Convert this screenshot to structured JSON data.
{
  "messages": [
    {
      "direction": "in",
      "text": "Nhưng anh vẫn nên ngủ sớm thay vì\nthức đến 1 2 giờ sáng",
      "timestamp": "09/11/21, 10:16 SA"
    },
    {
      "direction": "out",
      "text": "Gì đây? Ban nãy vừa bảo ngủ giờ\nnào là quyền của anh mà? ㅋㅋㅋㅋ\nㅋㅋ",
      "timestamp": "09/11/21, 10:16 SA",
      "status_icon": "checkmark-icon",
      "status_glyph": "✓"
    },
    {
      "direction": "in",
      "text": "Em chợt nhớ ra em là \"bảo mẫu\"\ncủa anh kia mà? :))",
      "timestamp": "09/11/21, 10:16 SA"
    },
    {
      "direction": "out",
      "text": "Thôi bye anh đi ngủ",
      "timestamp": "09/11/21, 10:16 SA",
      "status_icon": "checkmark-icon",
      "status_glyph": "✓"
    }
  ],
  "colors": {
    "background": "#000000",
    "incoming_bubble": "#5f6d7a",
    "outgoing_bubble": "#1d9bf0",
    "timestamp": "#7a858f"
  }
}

* [Problem to work on]
All records above must be set down exactly, please.

* [Task response]
Convert this screenshot to structured JSON data.
{
  "messages": [
    {
      "direction": "in",
      "text": "Nhưng anh vẫn nên ngủ sớm thay vì\nthức đến 1 2 giờ sáng",
      "timestamp": "09/11/21, 10:16 SA"
    },
    {
      "direction": "out",
      "text": "Gì đây? Ban nãy vừa bảo ngủ giờ\nnào là quyền của anh mà? ㅋㅋㅋㅋ\nㅋㅋ",
      "timestamp": "09/11/21, 10:16 SA",
      "status_icon": "checkmark-icon",
      "status_glyph": "✓"
    },
    {
      "direction": "in",
      "text": "Em chợt nhớ ra em là \"bảo mẫu\"\ncủa anh kia mà? :))",
      "timestamp": "09/11/21, 10:16 SA"
    },
    {
      "direction": "out",
      "text": "Thôi bye anh đi ngủ",
      "timestamp": "09/11/21, 10:16 SA",
      "status_icon": "checkmark-icon",
      "status_glyph": "✓"
    }
  ],
  "colors": {
    "background": "#000000",
    "incoming_bubble": "#5f6d7a",
    "outgoing_bubble": "#1d9bf0",
    "timestamp": "#7a858f"
  }
}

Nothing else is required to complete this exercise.